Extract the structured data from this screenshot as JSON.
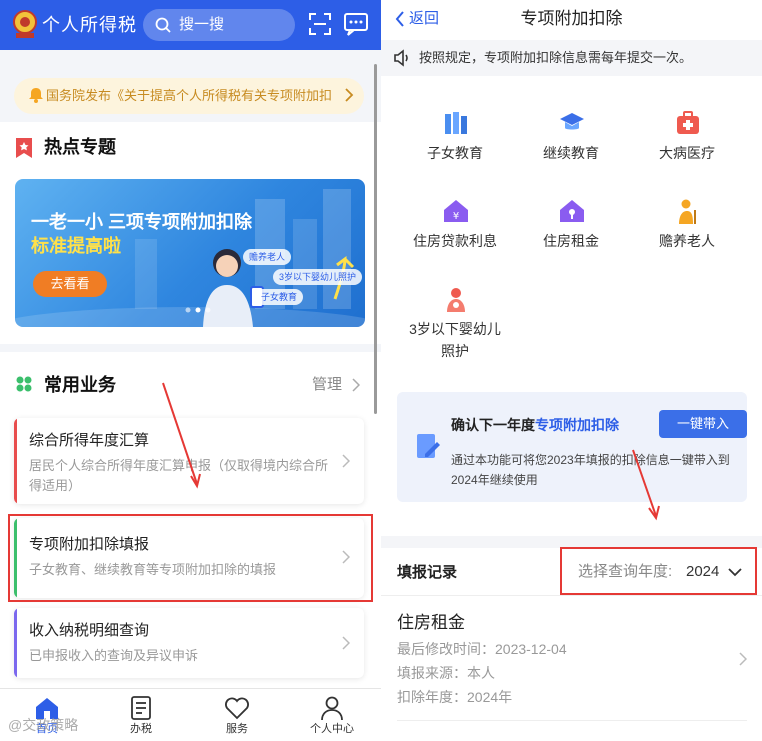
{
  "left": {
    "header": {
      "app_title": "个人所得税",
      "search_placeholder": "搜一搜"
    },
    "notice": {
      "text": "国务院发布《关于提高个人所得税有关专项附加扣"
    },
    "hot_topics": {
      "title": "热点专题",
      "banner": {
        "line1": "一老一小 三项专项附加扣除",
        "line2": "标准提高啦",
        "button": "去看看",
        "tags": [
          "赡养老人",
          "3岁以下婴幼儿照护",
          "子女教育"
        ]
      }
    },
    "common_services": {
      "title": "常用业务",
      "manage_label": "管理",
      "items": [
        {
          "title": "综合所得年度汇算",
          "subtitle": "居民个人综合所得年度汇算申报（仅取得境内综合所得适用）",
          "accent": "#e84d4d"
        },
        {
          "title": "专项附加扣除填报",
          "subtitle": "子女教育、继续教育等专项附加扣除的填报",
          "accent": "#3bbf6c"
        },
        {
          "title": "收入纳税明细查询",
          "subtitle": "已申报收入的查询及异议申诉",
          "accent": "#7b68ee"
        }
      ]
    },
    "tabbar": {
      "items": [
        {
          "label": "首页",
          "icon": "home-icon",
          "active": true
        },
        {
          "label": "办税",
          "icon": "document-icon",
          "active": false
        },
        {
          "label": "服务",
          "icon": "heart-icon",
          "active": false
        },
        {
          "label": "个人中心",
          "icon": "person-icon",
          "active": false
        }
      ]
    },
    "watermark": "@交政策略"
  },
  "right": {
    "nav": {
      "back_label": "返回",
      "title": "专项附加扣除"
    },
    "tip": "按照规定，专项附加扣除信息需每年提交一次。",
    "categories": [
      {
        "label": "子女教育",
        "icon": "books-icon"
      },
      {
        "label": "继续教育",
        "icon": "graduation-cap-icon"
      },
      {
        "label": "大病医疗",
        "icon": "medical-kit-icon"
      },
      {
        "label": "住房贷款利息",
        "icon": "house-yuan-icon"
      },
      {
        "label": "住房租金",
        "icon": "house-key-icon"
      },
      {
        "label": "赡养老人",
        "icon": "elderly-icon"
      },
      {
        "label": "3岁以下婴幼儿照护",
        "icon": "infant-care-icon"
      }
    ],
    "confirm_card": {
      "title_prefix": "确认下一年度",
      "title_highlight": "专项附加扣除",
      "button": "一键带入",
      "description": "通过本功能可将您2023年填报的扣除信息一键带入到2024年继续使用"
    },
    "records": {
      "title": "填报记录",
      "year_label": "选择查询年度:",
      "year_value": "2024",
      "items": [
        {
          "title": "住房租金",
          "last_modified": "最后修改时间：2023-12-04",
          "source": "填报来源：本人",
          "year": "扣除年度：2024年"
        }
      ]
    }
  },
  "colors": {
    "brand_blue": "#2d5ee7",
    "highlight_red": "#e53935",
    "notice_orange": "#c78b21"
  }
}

----------

### What is expected
Pick out the lines that include the word "icon" and write them out.

### Correct answer
          "icon": "home-icon",
          "icon": "document-icon",
          "icon": "heart-icon",
          "icon": "person-icon",
        "icon": "books-icon"
        "icon": "graduation-cap-icon"
        "icon": "medical-kit-icon"
        "icon": "house-yuan-icon"
        "icon": "house-key-icon"
        "icon": "elderly-icon"
        "icon": "infant-care-icon"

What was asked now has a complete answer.